■ **Page transcription entries**:
-- -- --

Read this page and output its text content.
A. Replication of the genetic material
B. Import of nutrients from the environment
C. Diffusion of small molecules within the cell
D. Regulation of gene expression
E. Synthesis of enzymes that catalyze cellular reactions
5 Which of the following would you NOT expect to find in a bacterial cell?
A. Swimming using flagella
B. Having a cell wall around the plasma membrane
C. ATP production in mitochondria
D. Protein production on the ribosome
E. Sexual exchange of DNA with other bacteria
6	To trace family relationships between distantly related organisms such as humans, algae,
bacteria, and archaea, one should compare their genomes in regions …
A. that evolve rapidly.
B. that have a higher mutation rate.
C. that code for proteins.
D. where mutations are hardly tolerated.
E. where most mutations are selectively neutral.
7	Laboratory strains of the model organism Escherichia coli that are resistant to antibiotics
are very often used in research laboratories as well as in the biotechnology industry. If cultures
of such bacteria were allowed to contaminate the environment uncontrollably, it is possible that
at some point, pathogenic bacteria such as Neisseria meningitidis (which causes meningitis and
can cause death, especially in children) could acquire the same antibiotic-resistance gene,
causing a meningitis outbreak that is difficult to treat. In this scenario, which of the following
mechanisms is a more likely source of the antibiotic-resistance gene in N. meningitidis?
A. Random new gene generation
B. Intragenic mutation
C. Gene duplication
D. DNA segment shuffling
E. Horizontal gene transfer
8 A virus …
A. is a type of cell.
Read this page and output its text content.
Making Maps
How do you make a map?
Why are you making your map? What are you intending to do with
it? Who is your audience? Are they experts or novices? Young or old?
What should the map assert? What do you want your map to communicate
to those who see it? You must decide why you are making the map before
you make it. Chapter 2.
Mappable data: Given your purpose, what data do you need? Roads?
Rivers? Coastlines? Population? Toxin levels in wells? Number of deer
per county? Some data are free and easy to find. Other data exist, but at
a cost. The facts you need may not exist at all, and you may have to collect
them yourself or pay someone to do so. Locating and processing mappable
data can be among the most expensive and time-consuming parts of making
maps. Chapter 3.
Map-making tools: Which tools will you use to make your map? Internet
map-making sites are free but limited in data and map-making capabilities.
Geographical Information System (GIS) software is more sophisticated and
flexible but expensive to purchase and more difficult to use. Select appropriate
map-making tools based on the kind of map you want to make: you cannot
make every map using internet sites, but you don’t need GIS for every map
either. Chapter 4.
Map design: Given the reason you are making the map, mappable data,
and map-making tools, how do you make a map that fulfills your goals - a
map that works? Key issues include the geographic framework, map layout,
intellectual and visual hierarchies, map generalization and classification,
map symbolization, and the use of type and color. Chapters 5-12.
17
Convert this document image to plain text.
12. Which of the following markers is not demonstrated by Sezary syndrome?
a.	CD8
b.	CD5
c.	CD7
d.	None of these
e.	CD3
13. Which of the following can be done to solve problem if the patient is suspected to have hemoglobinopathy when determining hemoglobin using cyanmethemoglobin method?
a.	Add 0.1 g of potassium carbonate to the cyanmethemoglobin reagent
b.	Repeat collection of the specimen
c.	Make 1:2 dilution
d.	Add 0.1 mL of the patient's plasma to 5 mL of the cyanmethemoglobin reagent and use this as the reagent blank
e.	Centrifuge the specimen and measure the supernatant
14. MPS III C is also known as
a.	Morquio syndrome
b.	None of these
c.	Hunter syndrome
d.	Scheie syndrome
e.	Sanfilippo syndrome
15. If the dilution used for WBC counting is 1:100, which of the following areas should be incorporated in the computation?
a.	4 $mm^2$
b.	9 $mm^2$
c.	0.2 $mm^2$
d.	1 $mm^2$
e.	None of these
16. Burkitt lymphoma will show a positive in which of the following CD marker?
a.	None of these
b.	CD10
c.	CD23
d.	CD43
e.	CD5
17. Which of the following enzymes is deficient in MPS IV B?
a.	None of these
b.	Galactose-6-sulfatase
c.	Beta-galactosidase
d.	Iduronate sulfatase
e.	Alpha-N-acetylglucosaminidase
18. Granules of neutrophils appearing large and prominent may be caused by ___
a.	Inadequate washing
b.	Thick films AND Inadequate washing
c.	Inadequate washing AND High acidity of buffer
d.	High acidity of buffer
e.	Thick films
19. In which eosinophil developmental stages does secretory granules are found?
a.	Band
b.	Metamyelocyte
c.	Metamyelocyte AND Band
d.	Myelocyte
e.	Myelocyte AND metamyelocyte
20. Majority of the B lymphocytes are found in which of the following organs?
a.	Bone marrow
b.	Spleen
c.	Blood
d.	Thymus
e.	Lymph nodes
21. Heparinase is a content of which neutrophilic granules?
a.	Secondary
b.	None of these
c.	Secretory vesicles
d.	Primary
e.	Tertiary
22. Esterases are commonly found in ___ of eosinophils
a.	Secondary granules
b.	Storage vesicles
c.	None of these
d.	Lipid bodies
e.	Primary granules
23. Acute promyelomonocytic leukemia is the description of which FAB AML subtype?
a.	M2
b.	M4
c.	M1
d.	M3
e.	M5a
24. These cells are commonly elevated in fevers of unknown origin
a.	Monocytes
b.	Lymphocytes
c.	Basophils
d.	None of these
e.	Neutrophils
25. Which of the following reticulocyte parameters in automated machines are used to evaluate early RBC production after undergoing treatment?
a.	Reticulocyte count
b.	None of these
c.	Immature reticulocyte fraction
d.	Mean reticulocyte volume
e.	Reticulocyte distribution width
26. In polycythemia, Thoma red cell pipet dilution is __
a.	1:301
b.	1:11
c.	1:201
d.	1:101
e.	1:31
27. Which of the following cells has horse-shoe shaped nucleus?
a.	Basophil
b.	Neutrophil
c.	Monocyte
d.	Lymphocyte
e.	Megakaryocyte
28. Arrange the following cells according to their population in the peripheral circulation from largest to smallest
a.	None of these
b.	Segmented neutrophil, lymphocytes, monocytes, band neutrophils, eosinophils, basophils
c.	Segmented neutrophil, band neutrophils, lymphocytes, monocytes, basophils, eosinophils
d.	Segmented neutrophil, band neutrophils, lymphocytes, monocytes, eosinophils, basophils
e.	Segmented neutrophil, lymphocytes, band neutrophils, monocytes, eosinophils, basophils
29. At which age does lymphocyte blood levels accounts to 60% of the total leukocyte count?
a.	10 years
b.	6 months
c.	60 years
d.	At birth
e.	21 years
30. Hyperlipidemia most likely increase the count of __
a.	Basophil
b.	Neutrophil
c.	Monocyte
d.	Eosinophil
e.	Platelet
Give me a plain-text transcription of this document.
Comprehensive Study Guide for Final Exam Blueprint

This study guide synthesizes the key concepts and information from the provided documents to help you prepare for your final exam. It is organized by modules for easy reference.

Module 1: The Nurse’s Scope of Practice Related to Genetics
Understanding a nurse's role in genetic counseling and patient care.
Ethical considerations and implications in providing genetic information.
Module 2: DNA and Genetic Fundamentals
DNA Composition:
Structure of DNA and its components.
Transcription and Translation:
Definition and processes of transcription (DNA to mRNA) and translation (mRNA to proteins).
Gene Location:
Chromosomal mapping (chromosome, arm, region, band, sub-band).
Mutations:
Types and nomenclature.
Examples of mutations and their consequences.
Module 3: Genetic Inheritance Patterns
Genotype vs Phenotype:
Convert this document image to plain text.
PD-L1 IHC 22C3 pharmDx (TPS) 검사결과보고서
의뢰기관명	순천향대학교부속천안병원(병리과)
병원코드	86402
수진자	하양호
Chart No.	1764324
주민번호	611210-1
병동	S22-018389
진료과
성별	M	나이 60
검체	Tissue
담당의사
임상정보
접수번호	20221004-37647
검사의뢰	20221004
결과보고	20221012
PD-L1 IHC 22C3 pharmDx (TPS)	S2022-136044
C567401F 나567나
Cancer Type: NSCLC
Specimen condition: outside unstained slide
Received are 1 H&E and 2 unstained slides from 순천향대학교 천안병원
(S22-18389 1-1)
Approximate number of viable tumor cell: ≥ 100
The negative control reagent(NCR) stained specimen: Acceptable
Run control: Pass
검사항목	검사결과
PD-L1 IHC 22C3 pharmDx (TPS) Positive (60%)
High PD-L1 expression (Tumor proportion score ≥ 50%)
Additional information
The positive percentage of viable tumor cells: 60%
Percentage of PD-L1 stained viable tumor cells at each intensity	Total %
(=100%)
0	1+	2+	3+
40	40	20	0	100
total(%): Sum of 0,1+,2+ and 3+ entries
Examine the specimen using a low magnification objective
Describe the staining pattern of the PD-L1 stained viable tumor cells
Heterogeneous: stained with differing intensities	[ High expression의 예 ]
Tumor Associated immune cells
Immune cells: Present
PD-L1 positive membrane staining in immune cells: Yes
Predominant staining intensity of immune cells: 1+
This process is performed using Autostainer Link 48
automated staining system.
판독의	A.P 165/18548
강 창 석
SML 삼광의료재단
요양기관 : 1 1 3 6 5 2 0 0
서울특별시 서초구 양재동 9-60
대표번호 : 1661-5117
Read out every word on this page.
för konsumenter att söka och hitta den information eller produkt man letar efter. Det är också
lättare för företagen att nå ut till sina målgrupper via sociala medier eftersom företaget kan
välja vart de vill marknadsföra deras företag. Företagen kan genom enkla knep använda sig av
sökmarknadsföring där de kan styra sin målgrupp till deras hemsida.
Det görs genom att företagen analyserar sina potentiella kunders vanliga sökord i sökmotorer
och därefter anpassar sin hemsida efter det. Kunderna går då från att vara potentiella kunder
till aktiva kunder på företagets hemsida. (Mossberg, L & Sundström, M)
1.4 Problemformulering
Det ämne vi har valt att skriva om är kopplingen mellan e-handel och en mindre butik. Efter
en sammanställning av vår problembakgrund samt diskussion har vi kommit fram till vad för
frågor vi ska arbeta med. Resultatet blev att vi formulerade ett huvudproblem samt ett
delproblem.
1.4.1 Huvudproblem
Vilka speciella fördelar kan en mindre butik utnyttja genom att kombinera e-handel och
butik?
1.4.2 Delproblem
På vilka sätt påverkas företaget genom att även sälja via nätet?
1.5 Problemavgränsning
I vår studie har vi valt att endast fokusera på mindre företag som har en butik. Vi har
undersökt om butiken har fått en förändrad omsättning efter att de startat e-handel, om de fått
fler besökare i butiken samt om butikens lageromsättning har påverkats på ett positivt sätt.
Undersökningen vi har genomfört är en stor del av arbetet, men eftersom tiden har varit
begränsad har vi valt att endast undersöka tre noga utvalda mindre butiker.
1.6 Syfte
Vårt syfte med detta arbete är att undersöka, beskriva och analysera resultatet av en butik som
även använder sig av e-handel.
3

-- -- --

■ **The problem**:
Please report every line among the entries that includes "endast".

■ **Solution for this task**:
I vår studie har vi valt att endast fokusera på mindre företag som har en butik. Vi har
begränsad har vi valt att endast undersöka tre noga utvalda mindre butiker.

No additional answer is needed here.